**Your goal:**
Count the lines in the records below that contain the word "Explorer", and reply with only that number.

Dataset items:
_ _ _ _ _

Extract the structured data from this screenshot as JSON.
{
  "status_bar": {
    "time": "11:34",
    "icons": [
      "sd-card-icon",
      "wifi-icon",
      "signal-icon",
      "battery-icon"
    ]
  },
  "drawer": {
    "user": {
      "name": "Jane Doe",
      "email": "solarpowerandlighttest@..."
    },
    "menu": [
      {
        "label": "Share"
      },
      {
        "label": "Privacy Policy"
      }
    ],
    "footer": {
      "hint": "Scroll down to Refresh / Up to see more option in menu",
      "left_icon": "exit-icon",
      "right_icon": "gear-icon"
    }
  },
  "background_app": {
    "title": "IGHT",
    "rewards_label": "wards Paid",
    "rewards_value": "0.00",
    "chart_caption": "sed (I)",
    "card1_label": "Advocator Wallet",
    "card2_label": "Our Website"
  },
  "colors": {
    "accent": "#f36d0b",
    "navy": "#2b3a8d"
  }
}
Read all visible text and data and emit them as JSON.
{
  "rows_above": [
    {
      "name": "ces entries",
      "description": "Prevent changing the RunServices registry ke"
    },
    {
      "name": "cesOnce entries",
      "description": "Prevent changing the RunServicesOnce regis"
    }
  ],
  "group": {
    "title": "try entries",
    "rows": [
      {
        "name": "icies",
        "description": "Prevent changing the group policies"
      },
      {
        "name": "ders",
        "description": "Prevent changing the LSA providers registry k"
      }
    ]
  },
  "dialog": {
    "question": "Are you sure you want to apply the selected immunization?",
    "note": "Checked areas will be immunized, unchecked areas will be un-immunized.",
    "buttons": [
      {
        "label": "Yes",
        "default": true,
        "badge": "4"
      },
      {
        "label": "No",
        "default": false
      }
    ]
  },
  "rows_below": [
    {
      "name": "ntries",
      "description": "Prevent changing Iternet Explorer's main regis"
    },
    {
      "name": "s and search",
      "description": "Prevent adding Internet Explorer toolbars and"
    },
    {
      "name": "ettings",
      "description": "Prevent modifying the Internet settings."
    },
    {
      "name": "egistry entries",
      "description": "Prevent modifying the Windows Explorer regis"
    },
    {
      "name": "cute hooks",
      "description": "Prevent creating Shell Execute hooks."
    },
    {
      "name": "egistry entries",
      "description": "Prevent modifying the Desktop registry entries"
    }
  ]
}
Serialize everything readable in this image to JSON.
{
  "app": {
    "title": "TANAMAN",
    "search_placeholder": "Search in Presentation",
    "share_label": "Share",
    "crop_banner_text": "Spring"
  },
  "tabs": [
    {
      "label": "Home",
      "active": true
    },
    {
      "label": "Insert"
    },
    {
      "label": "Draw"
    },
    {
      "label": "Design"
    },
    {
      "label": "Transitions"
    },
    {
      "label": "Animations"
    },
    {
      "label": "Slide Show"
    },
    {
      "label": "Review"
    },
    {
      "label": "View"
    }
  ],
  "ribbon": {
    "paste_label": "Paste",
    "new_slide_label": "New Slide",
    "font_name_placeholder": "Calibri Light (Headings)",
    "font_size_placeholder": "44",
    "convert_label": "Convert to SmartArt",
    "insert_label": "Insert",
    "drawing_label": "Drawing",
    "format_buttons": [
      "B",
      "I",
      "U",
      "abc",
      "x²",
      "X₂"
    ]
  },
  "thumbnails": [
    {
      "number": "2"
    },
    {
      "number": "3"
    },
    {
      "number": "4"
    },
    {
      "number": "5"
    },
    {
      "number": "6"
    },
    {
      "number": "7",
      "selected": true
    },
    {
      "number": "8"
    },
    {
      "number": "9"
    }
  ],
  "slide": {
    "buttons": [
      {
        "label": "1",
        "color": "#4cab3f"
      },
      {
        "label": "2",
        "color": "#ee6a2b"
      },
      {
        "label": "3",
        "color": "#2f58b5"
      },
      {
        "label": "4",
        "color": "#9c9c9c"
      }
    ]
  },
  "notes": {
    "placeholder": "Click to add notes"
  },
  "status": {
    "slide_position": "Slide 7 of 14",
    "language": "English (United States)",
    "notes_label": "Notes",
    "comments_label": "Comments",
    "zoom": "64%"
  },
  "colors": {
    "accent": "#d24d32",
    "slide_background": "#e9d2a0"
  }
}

_ _ _ _ _

**Final result:**
3